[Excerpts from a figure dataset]
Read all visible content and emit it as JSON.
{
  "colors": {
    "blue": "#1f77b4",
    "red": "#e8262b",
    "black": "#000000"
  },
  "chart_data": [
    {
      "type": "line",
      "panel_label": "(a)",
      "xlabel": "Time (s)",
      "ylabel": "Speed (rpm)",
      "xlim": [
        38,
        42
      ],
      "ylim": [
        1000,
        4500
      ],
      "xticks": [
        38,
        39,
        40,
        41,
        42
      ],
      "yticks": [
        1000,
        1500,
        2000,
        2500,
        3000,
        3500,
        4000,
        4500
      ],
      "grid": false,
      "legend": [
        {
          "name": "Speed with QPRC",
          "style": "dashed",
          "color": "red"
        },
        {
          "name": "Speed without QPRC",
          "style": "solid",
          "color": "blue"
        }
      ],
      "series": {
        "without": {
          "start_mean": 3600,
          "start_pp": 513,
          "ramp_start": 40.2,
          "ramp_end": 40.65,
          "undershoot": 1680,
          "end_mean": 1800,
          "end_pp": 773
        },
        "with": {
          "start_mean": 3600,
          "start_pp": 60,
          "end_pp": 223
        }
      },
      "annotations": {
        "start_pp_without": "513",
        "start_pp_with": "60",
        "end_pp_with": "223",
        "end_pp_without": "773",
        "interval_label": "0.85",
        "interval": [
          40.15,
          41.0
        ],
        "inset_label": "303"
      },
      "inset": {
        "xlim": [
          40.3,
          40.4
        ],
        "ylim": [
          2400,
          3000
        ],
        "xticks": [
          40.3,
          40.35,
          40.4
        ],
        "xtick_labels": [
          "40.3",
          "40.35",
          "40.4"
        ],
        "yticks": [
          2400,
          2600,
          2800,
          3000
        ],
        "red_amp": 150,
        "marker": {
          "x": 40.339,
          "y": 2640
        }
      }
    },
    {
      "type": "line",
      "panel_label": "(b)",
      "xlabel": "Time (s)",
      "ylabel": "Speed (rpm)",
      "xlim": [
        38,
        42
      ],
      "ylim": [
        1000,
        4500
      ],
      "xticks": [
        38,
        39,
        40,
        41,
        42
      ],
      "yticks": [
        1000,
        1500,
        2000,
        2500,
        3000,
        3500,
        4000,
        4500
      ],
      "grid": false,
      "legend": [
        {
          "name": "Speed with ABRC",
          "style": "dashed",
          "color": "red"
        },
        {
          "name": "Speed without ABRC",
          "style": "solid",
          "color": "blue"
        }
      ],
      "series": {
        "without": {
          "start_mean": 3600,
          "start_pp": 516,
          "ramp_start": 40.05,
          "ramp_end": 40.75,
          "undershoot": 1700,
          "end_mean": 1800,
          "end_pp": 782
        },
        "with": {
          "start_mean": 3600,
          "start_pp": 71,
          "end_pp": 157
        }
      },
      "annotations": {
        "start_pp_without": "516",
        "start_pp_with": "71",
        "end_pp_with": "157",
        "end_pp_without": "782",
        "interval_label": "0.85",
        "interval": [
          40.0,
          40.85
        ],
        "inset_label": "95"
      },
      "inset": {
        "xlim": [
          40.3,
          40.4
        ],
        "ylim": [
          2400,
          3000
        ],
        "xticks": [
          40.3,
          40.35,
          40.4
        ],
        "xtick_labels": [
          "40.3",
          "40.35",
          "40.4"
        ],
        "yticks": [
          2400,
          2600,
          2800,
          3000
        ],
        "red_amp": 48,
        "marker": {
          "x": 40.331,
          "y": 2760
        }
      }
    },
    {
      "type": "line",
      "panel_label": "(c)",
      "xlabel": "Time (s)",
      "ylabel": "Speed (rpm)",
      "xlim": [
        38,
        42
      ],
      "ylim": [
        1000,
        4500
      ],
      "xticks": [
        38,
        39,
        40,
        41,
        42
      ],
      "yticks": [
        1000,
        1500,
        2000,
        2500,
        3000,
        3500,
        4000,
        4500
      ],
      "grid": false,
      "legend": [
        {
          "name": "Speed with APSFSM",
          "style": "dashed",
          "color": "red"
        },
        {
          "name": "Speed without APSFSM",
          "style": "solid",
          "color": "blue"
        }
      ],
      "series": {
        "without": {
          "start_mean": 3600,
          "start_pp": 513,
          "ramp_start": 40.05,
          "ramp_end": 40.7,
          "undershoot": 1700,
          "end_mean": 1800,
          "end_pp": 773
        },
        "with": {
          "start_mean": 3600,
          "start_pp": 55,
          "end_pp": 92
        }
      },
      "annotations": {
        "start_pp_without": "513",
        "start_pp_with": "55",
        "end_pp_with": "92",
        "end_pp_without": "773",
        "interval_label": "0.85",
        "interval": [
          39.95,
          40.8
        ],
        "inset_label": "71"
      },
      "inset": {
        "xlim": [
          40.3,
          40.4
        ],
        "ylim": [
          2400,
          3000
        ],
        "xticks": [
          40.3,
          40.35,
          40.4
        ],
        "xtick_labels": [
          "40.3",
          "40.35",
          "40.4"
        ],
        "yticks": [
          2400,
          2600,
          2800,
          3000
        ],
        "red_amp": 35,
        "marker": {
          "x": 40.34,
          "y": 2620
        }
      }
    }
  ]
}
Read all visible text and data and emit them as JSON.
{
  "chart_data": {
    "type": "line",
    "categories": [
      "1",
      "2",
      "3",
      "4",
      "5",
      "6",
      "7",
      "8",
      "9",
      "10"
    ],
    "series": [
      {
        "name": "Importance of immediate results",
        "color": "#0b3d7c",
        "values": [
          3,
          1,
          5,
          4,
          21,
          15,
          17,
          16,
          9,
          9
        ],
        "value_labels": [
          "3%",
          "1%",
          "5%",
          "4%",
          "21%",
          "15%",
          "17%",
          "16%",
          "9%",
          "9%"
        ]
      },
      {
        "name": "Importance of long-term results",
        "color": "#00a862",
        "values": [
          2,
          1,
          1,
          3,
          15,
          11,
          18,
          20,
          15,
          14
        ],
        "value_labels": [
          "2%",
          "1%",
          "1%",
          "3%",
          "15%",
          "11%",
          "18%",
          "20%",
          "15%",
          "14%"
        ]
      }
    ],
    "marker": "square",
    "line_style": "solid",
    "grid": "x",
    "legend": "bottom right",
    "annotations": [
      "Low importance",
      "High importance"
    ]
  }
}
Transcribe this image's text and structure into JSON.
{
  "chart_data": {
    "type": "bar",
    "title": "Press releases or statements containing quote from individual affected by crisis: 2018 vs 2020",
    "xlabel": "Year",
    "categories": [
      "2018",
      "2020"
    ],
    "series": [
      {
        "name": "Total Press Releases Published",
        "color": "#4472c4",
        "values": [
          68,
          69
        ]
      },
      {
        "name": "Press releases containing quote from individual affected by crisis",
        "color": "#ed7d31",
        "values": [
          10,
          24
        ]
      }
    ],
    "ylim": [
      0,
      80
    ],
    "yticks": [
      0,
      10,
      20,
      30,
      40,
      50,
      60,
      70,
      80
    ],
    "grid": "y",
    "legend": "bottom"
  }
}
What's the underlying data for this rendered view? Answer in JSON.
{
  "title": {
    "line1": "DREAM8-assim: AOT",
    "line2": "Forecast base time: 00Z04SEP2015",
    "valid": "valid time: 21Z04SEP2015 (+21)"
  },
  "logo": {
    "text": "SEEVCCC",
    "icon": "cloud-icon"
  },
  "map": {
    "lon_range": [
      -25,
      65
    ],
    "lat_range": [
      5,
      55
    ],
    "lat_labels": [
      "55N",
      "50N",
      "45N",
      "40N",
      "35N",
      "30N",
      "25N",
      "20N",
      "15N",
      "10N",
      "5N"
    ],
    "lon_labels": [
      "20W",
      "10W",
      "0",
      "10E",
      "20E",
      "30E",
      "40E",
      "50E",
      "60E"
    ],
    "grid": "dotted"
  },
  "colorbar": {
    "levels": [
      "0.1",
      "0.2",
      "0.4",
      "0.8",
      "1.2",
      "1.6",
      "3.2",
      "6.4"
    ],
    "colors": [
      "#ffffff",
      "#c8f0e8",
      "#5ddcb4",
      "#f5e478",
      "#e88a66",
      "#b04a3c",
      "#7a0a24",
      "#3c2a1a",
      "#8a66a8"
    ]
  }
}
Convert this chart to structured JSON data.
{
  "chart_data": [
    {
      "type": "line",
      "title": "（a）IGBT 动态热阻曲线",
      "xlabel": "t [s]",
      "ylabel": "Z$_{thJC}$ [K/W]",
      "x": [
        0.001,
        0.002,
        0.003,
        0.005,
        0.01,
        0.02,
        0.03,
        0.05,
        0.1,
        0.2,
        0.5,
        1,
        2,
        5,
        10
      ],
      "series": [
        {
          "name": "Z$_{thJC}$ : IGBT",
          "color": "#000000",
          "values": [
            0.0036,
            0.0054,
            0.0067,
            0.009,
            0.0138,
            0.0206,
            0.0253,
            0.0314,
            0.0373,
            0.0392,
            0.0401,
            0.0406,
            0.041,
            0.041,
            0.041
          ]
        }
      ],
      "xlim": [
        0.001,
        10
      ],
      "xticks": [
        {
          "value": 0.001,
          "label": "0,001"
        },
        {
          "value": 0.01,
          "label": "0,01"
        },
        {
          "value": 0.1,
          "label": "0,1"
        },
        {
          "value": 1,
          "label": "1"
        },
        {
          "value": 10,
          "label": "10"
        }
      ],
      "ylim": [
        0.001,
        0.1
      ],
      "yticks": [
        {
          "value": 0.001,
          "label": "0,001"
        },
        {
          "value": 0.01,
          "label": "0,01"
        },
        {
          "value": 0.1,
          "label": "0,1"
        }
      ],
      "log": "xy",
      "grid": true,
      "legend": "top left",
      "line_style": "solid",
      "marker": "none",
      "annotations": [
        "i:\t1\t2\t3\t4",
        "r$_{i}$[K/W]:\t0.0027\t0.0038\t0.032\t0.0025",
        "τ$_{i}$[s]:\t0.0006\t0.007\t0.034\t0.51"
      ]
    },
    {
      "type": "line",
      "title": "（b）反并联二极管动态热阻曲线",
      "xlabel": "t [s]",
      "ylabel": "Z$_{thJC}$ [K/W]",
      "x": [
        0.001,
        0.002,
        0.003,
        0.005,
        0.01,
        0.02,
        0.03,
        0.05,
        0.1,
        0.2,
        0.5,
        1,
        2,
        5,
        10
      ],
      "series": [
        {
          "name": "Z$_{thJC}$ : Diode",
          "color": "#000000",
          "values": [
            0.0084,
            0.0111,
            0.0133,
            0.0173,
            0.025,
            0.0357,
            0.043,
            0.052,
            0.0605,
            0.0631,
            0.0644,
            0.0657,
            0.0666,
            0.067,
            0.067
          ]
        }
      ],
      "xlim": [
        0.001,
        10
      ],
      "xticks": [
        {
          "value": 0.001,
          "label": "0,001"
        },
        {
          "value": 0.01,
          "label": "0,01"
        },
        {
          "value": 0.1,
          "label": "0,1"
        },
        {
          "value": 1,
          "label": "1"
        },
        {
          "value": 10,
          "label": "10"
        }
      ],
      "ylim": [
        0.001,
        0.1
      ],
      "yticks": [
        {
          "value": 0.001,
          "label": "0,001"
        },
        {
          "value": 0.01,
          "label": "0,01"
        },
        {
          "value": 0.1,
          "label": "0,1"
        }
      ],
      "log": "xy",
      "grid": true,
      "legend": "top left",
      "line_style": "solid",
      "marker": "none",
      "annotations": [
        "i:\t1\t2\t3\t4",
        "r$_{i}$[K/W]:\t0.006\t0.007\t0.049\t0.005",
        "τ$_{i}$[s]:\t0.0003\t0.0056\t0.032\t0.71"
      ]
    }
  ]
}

THE TASK: State how many lines of the records above contain the word "ABRC", and give only that number.

RESULT FOR THIS TASK: 2